- [GOAL]: Where a line in the listing below contains the word "Trading", copy that line.

- [RECORDS SUPPLIED]:
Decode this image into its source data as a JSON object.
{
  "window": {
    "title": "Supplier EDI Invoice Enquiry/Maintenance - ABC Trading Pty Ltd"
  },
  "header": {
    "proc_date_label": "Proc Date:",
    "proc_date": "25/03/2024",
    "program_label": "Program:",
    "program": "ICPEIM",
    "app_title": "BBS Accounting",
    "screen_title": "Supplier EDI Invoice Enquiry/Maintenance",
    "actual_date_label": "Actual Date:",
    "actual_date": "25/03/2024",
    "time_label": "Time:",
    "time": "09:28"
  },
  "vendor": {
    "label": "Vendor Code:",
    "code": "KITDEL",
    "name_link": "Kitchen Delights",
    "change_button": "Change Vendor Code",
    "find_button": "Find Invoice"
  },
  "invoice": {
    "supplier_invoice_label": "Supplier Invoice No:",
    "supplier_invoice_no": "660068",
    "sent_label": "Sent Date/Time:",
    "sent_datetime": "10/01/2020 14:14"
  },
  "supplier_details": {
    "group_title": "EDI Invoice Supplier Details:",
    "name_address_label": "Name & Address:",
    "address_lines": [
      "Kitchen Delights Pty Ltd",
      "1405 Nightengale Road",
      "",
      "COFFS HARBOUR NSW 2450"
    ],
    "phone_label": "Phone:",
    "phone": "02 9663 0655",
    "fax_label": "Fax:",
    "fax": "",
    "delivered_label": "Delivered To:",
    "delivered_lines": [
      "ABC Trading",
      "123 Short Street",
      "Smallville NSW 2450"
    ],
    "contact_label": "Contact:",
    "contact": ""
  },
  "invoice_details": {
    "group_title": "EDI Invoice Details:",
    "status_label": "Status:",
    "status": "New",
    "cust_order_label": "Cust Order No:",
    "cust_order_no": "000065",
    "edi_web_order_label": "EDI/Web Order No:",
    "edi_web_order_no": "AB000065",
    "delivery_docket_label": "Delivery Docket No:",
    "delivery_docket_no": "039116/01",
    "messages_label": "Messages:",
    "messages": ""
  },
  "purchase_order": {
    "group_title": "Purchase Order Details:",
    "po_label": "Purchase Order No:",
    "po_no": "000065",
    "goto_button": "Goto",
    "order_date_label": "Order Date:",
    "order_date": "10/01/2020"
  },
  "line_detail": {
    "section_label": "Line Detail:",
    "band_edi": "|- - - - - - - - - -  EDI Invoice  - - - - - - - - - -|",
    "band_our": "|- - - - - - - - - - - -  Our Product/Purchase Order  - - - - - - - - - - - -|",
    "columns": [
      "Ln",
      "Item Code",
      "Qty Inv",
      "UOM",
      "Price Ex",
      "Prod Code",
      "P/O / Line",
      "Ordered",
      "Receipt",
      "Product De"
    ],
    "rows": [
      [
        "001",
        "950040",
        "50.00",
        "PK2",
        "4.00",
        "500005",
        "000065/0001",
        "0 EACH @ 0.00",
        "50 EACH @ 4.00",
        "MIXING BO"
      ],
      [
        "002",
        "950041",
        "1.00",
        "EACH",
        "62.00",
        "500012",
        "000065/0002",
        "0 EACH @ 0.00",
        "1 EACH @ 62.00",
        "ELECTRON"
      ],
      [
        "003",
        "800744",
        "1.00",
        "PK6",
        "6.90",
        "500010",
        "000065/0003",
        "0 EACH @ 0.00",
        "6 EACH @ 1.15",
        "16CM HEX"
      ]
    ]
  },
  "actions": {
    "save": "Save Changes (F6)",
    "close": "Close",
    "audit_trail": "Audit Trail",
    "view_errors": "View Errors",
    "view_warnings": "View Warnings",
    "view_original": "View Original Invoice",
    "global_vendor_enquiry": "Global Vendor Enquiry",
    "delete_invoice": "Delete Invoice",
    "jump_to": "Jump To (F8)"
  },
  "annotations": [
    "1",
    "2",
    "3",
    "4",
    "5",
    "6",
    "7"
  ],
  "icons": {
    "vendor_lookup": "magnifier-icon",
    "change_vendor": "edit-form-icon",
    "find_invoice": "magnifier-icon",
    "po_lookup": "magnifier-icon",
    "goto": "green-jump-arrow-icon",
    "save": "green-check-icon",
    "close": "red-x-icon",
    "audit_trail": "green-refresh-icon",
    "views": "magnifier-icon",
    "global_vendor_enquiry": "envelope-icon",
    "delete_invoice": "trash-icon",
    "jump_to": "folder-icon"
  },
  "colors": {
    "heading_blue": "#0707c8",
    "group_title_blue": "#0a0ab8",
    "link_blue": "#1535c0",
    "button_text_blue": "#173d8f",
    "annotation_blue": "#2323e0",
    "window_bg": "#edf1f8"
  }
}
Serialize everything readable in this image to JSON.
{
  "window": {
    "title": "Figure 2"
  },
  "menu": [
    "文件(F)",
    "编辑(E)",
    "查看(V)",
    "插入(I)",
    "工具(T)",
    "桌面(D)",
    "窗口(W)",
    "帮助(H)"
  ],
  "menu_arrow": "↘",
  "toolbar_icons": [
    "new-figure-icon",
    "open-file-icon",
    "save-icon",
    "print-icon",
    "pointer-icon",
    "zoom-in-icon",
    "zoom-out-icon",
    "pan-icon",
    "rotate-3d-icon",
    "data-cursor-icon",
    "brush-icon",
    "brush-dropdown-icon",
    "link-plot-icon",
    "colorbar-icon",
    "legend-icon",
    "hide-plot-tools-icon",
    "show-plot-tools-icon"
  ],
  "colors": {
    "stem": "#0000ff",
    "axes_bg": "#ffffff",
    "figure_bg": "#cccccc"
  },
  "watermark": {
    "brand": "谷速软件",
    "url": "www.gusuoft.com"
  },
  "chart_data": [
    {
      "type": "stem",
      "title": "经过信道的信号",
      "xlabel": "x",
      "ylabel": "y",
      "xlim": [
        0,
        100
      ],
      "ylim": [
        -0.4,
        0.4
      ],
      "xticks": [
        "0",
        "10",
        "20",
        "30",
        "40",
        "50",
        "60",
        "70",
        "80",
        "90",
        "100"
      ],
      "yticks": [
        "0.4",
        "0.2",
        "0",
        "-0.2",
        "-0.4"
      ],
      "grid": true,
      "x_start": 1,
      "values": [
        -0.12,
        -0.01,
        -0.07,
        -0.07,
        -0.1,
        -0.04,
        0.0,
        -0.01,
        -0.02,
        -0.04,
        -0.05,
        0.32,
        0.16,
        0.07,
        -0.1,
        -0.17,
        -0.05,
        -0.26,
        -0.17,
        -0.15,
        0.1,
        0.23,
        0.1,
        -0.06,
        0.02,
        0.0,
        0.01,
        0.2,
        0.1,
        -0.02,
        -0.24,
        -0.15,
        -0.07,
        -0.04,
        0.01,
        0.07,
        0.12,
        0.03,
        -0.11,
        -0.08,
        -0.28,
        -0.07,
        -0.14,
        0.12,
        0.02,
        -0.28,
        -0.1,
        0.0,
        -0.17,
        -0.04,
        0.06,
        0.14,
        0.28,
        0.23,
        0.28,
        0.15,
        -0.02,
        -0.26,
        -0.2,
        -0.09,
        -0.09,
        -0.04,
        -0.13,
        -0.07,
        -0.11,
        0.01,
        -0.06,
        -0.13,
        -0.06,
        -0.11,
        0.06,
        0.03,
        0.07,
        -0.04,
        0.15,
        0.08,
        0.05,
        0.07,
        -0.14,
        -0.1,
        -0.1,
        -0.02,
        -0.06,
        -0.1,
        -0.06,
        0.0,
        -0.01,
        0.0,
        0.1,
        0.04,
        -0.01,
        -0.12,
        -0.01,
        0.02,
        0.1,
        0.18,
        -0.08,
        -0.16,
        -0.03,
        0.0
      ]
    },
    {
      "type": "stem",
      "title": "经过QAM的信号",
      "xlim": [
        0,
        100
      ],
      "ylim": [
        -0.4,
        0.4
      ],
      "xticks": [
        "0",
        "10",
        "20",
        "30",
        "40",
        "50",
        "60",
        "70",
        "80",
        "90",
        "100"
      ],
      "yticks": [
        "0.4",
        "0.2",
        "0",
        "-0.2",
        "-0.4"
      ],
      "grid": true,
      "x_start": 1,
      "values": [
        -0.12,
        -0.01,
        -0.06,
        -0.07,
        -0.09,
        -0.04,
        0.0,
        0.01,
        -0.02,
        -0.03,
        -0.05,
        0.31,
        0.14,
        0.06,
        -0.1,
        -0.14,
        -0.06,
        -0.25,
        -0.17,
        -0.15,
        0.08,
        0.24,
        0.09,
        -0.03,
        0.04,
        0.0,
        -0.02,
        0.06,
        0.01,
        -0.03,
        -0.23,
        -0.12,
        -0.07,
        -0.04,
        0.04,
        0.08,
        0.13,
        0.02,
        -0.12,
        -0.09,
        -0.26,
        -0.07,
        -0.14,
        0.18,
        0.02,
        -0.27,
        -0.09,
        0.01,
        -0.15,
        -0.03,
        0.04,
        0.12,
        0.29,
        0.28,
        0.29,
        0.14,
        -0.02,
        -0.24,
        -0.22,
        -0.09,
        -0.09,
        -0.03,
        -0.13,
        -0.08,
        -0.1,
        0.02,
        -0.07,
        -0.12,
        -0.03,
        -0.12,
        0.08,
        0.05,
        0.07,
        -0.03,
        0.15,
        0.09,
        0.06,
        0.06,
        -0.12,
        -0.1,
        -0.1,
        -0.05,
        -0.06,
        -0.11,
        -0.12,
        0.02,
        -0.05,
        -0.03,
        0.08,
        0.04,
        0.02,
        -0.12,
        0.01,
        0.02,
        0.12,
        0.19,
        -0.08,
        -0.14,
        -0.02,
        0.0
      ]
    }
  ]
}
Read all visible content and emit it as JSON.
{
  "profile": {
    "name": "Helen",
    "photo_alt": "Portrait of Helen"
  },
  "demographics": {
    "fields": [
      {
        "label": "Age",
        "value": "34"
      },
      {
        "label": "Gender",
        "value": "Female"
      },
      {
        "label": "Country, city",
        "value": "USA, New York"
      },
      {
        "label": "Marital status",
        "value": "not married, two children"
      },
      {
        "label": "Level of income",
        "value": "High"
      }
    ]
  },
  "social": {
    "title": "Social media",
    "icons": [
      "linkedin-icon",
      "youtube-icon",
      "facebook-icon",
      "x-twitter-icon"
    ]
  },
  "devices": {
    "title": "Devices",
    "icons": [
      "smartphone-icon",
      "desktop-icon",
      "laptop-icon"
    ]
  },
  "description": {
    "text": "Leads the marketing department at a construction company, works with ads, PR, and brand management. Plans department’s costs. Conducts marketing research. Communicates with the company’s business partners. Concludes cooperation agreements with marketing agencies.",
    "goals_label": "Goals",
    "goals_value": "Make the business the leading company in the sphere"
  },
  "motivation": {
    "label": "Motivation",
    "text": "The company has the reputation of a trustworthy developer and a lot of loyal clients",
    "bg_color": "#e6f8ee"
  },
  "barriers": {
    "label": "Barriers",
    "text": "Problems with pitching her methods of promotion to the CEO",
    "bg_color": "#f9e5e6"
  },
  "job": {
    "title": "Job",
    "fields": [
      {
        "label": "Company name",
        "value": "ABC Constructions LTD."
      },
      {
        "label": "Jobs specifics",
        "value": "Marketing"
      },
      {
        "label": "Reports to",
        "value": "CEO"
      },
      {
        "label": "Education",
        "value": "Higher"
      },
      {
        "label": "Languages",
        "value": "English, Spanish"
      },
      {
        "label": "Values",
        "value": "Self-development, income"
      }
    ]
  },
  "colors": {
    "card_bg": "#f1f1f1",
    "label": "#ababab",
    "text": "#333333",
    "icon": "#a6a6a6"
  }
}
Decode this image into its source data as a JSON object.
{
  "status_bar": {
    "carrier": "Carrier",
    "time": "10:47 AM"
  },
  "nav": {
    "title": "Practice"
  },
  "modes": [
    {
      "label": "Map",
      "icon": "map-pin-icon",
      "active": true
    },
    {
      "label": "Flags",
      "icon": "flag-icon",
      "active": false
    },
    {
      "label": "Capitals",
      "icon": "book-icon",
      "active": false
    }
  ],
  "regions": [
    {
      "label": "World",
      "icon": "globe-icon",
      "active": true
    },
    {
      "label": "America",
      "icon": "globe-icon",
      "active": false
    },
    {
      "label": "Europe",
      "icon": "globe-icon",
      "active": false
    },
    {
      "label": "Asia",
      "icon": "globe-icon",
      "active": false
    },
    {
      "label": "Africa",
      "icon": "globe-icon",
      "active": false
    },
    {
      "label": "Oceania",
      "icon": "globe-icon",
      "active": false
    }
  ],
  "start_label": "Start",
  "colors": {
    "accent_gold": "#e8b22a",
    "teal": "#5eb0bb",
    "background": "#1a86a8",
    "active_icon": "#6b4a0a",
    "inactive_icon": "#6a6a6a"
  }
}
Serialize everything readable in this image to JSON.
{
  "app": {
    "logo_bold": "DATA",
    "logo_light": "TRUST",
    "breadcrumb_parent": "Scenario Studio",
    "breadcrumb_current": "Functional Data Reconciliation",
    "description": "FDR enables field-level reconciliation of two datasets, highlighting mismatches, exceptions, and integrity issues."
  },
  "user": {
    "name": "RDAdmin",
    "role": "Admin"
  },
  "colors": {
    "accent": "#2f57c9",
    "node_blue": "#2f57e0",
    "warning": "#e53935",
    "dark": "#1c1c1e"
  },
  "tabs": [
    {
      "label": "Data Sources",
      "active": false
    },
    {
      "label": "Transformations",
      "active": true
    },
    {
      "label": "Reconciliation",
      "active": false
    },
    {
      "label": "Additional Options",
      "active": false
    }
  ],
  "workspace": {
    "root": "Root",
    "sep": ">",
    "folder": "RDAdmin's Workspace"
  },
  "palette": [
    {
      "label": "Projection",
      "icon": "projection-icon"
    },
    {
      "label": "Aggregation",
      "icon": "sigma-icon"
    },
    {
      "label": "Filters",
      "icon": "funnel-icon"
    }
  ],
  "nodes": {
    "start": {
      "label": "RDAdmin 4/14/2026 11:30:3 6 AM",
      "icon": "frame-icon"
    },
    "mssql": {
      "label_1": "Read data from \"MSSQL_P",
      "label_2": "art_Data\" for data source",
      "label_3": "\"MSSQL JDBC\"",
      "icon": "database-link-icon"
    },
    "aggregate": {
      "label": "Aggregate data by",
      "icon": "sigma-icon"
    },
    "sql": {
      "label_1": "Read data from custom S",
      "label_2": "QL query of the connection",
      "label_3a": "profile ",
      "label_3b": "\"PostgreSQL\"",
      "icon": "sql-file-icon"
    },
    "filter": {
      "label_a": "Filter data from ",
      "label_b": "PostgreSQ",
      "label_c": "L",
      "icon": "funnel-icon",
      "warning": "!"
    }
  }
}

- [FINAL RESULT]:
    "title": "Supplier EDI Invoice Enquiry/Maintenance - ABC Trading Pty Ltd"
      "ABC Trading",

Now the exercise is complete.